What you will do:
Return all lines from the listing below in which the string "Posterior" occurs.
──────── Given records
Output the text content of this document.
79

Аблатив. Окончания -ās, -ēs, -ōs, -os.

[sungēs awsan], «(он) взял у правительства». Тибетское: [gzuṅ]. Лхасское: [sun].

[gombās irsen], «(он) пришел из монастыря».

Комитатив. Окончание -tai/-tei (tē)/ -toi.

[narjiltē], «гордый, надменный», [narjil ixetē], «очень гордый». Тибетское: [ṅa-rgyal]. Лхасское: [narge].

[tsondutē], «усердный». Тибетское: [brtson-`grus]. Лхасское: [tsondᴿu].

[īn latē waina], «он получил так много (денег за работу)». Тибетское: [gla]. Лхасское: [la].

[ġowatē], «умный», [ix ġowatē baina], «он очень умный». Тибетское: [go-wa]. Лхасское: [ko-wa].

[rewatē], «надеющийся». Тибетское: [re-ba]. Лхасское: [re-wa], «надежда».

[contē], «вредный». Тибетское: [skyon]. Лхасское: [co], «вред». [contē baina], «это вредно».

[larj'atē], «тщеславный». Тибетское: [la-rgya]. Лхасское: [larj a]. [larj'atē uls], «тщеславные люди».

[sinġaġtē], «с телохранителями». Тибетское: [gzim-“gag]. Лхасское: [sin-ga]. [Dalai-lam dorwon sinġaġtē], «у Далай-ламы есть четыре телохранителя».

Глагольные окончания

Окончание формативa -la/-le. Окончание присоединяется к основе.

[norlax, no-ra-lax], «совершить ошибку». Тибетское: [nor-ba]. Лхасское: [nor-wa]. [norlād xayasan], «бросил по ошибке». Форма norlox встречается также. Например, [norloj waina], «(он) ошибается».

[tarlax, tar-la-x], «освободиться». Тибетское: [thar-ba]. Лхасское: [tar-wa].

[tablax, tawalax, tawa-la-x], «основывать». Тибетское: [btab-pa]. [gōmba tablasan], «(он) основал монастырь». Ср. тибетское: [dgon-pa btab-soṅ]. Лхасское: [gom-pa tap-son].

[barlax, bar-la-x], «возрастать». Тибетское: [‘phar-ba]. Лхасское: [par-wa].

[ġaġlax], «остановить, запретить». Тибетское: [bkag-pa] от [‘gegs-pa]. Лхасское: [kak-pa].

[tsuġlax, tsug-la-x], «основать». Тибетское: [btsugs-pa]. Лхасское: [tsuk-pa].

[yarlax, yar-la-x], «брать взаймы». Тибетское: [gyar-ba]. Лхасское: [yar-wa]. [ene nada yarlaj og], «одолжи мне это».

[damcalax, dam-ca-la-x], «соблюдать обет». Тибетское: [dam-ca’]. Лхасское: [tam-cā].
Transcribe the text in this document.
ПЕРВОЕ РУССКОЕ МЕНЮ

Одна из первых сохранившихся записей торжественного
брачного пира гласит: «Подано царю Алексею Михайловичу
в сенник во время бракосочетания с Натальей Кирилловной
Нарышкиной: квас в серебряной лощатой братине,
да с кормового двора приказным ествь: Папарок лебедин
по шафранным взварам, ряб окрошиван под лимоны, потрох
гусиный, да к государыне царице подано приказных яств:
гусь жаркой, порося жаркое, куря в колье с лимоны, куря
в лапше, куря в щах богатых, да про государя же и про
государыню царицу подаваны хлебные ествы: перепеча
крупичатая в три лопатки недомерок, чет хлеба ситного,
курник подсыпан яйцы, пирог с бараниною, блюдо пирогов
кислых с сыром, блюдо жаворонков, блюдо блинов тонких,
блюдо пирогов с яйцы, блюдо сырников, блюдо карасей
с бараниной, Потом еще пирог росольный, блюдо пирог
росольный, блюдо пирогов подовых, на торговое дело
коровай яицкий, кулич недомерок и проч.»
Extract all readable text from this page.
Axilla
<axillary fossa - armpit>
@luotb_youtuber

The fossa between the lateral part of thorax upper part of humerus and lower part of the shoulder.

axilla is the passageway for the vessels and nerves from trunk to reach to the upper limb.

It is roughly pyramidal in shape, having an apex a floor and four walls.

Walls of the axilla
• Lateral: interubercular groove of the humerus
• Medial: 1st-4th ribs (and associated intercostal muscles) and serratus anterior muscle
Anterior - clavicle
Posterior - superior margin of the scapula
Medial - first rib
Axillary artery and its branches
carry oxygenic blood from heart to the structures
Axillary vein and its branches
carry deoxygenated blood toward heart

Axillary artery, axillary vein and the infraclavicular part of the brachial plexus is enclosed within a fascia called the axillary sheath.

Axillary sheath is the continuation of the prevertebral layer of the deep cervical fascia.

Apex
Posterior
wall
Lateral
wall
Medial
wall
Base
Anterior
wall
────────────────
Solved exercise:
Posterior - superior margin of the scapula
Posterior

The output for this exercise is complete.